----- GIVEN DATA -----

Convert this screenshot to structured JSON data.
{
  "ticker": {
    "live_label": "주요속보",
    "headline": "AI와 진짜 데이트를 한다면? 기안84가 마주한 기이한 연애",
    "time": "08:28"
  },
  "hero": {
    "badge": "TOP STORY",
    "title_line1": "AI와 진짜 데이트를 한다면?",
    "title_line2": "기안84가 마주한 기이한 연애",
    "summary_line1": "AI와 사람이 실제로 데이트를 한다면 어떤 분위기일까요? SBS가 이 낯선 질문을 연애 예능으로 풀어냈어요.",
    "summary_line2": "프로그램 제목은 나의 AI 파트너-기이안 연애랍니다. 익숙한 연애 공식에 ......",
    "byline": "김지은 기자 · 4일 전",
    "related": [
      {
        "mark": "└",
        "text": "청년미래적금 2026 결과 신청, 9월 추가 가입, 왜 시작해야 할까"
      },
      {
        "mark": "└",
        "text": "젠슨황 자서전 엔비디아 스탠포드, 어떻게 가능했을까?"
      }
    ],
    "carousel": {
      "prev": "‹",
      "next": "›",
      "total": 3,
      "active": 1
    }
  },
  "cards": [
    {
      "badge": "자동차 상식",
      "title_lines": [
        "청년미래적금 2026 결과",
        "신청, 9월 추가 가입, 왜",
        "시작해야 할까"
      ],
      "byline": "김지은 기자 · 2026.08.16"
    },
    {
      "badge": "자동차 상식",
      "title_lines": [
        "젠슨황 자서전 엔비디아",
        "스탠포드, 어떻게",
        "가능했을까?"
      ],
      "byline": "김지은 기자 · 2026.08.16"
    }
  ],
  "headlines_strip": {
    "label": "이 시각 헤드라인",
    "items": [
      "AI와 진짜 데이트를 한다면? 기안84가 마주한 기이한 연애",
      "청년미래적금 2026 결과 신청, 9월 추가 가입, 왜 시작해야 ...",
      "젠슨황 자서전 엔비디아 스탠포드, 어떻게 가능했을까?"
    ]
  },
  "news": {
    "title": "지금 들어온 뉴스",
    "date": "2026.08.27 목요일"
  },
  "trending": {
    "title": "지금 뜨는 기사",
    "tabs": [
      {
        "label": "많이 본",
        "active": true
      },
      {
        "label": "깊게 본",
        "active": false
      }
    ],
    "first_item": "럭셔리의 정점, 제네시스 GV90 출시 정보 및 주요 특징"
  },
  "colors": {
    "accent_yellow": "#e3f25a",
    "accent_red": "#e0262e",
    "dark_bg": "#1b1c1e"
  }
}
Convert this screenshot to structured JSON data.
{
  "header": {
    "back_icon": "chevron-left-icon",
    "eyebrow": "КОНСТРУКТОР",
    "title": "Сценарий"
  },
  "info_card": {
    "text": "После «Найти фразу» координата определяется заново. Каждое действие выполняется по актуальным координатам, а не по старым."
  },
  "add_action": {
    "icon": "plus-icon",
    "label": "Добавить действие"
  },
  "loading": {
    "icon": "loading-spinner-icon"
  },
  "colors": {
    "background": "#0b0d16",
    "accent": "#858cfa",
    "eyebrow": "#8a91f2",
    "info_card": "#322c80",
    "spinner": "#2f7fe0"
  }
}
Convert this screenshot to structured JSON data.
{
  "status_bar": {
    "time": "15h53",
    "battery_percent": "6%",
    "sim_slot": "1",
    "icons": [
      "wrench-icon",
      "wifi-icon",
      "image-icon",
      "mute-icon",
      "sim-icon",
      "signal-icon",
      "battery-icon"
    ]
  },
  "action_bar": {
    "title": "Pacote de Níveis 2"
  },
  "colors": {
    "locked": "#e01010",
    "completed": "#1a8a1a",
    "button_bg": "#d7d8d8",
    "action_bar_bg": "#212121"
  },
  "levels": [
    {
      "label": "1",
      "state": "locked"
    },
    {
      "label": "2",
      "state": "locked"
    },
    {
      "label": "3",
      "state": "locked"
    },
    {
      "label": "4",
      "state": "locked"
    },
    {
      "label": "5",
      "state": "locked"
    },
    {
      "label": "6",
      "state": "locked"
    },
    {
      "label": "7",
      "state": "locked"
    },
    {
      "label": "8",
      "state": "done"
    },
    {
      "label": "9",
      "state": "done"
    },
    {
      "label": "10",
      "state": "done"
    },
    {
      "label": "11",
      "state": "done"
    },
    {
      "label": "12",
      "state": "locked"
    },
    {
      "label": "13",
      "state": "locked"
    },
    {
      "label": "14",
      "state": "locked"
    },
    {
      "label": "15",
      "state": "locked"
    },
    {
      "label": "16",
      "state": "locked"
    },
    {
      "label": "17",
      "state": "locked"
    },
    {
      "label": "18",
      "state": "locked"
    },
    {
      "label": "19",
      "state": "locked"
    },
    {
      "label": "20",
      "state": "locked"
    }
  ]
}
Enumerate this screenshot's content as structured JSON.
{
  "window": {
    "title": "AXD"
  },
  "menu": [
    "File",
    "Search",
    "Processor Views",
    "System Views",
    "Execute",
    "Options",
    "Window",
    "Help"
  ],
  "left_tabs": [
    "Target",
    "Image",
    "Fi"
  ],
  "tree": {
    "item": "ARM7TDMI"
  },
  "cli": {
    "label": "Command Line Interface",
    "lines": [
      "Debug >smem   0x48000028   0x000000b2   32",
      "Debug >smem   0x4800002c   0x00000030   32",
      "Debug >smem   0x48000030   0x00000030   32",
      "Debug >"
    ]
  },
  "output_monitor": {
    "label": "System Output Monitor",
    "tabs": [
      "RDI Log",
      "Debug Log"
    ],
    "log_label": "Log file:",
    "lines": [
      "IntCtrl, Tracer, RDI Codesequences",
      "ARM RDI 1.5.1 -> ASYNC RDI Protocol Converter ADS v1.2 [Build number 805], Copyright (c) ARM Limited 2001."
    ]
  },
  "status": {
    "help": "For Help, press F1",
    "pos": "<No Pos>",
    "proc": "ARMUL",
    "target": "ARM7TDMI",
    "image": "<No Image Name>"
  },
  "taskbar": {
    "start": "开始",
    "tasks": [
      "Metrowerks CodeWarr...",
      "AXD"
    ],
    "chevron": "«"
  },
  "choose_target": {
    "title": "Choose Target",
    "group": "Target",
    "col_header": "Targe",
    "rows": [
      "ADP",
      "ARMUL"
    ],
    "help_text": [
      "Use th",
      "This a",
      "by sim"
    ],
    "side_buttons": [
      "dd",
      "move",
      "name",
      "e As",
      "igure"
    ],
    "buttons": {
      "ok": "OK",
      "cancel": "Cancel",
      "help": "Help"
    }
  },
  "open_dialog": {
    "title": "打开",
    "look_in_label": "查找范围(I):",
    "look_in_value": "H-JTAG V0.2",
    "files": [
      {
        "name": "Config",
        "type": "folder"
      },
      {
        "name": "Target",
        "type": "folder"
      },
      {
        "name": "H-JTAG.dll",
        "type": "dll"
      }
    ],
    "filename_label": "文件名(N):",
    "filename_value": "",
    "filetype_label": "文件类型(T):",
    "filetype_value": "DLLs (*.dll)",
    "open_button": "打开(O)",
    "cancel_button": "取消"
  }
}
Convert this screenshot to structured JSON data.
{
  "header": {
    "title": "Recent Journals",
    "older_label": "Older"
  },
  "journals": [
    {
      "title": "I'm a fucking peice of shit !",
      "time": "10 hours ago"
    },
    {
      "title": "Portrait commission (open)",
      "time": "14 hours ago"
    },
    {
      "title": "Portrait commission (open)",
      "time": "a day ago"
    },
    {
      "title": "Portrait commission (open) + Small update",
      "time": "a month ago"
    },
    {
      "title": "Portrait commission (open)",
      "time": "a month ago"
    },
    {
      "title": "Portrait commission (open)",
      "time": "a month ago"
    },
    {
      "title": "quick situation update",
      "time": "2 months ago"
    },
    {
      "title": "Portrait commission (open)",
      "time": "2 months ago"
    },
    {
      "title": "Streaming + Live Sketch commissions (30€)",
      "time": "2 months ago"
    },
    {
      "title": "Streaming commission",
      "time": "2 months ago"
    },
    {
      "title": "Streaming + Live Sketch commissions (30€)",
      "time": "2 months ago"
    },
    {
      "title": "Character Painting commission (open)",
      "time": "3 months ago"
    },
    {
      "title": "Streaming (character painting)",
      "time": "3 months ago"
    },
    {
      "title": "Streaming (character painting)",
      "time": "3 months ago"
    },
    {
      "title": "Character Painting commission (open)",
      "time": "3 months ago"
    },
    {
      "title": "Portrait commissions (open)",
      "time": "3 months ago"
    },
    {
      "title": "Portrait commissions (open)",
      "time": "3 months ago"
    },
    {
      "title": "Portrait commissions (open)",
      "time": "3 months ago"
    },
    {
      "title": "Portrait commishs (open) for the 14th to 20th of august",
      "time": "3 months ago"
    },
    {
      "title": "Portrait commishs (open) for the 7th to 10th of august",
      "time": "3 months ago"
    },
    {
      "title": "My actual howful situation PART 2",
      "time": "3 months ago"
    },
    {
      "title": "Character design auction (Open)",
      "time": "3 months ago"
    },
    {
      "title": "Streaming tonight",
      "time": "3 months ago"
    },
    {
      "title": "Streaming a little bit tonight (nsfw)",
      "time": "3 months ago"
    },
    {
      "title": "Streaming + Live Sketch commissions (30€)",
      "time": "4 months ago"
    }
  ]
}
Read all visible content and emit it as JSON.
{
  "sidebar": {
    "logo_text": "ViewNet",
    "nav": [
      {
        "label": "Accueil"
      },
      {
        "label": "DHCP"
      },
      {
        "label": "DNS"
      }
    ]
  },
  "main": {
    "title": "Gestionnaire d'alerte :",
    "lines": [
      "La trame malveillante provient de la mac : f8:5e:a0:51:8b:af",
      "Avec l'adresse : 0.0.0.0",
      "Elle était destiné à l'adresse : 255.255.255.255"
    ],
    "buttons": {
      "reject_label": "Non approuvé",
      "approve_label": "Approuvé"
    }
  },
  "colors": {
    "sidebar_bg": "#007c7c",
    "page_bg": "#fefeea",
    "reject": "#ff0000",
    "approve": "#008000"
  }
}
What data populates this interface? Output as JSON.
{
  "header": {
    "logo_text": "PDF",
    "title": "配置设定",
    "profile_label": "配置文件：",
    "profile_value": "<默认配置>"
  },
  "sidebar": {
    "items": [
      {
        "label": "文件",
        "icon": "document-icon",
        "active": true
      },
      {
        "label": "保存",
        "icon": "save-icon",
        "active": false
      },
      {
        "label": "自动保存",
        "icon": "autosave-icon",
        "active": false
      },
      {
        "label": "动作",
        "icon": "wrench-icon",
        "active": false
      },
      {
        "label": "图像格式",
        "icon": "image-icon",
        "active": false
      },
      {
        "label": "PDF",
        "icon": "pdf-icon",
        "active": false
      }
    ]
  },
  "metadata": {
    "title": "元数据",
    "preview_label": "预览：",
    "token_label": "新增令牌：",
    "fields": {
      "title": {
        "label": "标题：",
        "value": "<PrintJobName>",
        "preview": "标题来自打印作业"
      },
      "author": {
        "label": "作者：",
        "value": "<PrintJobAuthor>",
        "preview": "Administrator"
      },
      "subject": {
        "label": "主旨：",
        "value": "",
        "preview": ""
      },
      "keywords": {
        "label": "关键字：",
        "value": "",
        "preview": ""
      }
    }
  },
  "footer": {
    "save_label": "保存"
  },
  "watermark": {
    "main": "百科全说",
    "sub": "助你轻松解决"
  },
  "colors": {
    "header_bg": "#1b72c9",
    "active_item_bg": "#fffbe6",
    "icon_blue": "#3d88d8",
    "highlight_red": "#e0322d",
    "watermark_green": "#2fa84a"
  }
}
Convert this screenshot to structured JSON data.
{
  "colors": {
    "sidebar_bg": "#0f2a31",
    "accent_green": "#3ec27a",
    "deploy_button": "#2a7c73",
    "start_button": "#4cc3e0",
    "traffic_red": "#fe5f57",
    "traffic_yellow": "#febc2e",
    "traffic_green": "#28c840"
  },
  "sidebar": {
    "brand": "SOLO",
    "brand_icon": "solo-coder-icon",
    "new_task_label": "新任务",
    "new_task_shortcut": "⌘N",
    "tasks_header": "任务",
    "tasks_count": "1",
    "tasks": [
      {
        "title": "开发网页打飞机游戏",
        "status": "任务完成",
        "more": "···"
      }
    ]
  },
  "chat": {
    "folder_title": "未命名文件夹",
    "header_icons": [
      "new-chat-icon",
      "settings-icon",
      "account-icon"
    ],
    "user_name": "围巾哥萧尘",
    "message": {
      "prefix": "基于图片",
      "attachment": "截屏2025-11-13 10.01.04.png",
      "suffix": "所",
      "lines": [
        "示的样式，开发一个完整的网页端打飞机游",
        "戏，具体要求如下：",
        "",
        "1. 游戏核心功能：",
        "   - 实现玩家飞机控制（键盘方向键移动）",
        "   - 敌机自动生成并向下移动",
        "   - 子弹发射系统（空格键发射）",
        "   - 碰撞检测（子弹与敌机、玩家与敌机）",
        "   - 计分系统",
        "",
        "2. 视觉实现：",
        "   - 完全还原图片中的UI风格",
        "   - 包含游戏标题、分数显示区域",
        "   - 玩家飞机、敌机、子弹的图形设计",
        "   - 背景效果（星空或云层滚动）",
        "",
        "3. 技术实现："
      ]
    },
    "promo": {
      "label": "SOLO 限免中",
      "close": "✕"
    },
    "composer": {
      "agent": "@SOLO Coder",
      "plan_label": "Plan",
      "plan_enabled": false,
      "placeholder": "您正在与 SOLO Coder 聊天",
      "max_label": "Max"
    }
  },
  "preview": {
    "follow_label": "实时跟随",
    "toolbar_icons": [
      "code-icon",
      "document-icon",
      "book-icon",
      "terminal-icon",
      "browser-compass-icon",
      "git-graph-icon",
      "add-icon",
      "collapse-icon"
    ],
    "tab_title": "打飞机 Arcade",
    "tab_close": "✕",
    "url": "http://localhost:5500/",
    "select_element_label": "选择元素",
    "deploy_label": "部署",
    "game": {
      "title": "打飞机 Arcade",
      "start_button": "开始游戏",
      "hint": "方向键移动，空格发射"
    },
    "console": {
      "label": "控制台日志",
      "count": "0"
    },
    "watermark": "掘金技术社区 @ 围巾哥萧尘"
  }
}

-----

STATED EXERCISE:
Reproduce every line from the entries that holds the word "commishs".

FINAL ANSWER:
      "title": "Portrait commishs (open) for the 14th to 20th of august",
      "title": "Portrait commishs (open) for the 7th to 10th of august",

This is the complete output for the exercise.